> _AIM OF THE EXERCISE_:
Repeat, exactly and completely, the material that follows. Omit the pictures.

> _RECORDED DATA_:
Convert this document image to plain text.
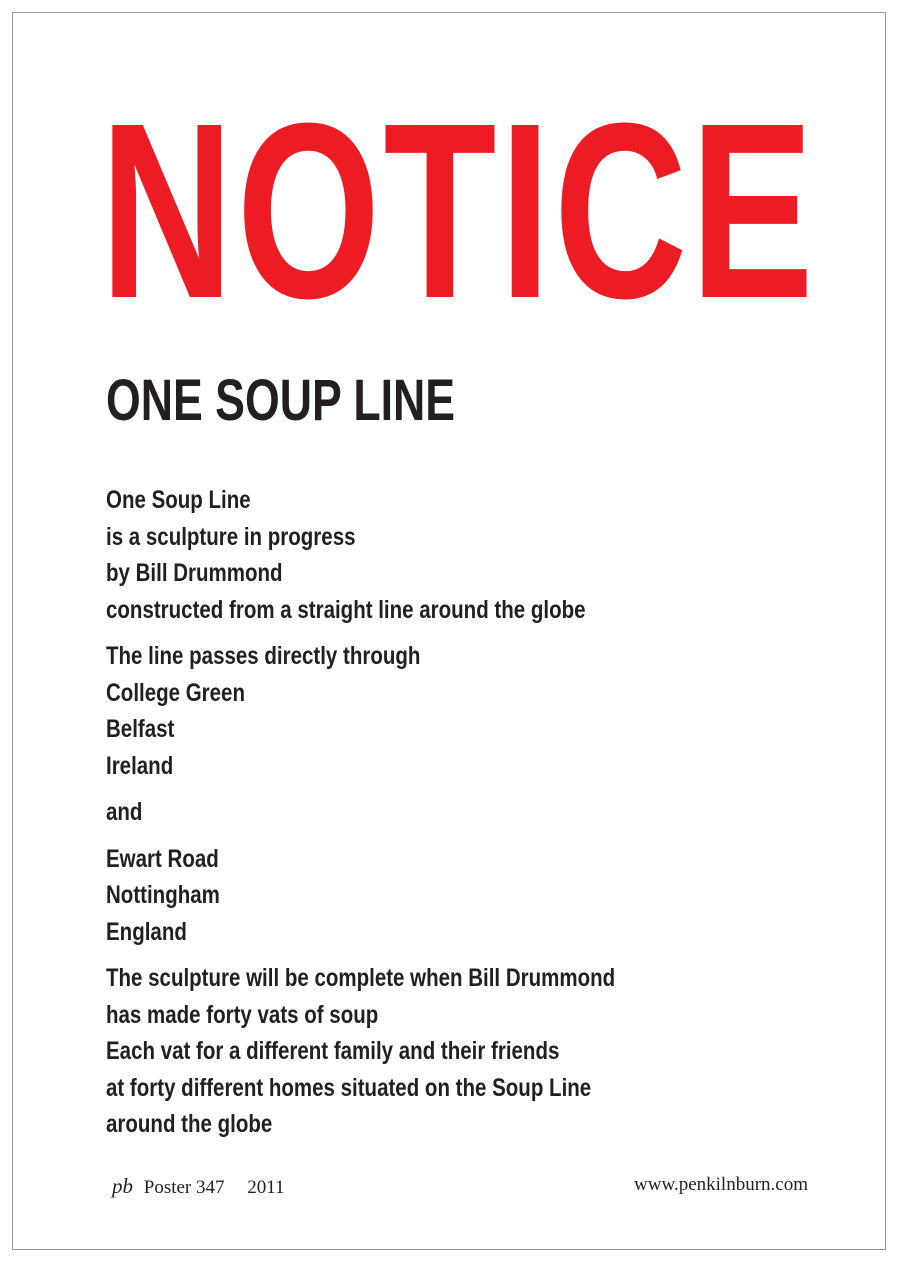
NOTICE
ONE SOUP LINE
One Soup Line
is a sculpture in progress
by Bill Drummond
constructed from a straight line around the globe
The line passes directly through
College Green
Belfast
Ireland
and
Ewart Road
Nottingham
England
The sculpture will be complete when Bill Drummond
has made forty vats of soup
Each vat for a different family and their friends
at forty different homes situated on the Soup Line
around the globe
pb Poster 347 2011	www.penkilnburn.com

> _FINAL RESULT_:
Convert this document image to plain text.
NOTICE
ONE SOUP LINE
One Soup Line
is a sculpture in progress
by Bill Drummond
constructed from a straight line around the globe
The line passes directly through
College Green
Belfast
Ireland
and
Ewart Road
Nottingham
England
The sculpture will be complete when Bill Drummond
has made forty vats of soup
Each vat for a different family and their friends
at forty different homes situated on the Soup Line
around the globe
pb Poster 347 2011	www.penkilnburn.com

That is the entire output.